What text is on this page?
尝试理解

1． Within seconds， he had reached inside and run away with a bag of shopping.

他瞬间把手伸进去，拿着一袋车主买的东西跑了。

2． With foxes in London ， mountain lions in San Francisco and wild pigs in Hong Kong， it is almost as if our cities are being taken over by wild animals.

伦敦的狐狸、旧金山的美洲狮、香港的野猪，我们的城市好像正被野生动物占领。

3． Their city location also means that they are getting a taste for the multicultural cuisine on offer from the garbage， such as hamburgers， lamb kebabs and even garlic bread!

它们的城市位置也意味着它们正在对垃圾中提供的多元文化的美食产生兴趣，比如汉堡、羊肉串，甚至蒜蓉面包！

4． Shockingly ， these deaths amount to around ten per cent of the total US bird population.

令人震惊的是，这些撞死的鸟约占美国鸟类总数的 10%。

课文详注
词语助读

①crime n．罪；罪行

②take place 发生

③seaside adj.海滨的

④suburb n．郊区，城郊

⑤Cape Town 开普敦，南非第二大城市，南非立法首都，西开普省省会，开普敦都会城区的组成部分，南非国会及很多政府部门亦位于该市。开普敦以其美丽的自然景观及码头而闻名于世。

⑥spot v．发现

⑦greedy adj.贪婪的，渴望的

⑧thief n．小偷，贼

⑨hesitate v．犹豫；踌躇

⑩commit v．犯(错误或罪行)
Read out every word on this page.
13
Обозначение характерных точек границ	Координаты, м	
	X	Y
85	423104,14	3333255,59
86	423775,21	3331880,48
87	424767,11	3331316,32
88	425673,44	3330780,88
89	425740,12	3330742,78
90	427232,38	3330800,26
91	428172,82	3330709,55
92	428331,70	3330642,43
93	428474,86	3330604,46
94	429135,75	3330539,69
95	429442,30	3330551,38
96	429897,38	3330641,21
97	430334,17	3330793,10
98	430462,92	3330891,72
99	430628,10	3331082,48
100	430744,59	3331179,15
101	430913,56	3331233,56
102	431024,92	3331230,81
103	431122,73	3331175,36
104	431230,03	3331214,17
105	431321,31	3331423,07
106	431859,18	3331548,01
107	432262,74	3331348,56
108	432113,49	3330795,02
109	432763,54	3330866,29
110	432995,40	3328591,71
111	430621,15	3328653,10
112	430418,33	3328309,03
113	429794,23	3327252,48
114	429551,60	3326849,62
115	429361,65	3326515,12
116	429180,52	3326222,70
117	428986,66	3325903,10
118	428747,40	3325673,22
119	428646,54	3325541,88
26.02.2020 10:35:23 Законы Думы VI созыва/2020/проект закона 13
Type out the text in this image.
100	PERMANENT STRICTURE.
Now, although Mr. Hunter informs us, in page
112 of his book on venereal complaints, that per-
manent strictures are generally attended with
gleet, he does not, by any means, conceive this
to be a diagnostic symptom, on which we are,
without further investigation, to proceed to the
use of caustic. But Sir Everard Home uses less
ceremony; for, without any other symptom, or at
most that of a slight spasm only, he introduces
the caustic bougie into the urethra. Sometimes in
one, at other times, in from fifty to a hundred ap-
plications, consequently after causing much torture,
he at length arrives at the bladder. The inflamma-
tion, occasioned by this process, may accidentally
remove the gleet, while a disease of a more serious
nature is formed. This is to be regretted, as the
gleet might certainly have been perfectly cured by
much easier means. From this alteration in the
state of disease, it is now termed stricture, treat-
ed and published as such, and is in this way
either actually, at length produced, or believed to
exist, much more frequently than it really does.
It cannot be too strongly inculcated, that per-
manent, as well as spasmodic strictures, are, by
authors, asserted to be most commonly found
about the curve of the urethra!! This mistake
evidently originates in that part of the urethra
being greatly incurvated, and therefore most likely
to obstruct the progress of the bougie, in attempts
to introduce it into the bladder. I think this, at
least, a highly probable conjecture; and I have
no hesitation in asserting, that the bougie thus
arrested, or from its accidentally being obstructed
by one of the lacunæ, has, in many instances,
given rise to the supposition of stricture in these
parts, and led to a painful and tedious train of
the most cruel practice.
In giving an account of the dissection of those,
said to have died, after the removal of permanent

*-*-*

> _What the exercise asks_:
Which lines of the material contain the string "length"? List each of them.

> _Worked solution_:
he at length arrives at the bladder. The inflamma-
either actually, at length produced, or believed to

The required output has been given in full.